Look through the listing and locate every line containing the word "this"; copy those lines.

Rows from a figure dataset
++++++++++

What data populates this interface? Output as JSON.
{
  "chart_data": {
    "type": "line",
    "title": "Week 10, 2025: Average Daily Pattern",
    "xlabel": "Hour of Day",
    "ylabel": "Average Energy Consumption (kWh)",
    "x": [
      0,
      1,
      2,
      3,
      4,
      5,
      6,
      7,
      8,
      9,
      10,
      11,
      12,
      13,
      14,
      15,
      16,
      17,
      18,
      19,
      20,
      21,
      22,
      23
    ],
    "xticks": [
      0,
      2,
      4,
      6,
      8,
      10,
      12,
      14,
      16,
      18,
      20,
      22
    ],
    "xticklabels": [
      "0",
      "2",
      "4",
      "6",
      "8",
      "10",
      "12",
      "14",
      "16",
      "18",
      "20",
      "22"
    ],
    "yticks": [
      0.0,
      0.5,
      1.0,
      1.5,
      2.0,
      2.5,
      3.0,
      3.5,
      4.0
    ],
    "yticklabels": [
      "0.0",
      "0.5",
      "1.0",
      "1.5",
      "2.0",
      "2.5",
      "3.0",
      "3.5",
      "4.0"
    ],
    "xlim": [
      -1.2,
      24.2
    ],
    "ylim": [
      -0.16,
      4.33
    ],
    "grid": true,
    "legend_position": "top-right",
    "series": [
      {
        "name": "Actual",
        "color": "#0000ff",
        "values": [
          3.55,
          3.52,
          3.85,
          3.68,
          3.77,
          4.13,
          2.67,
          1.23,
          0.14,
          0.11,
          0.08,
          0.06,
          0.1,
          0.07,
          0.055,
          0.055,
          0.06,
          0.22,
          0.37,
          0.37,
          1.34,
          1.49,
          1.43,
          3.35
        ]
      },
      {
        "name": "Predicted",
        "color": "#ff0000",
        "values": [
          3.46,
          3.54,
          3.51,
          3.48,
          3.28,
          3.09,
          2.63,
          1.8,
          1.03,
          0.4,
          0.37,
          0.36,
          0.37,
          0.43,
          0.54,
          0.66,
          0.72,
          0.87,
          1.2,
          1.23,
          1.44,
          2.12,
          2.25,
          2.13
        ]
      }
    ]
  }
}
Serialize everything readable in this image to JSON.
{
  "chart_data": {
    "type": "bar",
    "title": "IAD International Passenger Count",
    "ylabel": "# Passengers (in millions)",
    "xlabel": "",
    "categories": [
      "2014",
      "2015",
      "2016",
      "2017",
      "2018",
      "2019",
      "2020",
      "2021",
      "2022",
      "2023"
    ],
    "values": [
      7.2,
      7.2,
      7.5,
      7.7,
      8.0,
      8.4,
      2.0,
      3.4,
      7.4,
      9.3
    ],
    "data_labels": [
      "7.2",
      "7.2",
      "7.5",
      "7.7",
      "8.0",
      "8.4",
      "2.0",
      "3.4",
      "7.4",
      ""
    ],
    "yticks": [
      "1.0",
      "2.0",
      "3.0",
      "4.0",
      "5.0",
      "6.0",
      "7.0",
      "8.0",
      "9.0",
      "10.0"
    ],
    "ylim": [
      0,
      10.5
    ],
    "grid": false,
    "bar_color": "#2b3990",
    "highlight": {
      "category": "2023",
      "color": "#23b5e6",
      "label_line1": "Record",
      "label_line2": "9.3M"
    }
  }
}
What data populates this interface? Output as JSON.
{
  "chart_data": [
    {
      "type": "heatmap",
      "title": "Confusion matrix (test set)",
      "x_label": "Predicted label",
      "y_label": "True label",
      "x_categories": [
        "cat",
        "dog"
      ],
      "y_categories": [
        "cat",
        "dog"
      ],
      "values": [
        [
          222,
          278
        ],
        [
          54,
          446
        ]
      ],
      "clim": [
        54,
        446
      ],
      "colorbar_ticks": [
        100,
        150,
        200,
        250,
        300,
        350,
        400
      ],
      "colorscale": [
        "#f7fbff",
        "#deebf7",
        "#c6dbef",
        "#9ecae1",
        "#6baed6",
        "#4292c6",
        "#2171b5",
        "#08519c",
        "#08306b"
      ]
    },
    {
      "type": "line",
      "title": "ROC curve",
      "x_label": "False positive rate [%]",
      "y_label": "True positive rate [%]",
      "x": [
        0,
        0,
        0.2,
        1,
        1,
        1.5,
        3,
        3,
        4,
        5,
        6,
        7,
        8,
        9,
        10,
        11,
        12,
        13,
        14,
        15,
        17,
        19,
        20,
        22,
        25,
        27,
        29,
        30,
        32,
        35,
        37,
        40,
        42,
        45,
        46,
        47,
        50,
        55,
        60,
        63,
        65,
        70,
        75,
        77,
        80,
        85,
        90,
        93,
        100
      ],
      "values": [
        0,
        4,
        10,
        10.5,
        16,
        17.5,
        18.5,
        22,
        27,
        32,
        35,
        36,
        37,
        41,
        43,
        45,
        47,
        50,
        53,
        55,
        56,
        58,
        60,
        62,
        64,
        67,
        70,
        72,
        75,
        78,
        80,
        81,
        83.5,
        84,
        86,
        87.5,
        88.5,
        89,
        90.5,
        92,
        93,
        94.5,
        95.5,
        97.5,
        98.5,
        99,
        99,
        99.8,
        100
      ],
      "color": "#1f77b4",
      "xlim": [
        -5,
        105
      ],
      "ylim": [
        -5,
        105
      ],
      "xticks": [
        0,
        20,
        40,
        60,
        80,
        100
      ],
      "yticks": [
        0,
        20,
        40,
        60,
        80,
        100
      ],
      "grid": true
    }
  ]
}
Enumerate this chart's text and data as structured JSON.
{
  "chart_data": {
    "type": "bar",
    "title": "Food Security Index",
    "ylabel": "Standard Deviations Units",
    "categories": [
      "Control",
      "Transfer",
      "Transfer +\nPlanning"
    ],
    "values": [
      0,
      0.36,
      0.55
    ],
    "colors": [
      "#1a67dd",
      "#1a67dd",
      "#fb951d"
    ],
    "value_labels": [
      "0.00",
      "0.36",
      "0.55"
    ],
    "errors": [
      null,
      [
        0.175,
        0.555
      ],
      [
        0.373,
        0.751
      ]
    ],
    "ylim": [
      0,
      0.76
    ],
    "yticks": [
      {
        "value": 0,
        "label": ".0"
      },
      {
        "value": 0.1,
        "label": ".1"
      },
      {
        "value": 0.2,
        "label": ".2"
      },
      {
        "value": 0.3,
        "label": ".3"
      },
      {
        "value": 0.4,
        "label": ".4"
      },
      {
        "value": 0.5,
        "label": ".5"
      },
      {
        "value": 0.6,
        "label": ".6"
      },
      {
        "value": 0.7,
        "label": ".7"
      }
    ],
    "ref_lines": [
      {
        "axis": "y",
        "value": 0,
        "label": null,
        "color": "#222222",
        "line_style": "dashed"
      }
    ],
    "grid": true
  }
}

++++++++++

▸ FINAL RESULT
What data populates this interface? Output as JSON.
Serialize everything readable in this image to JSON.
What data populates this interface? Output as JSON.
Enumerate this chart's text and data as structured JSON.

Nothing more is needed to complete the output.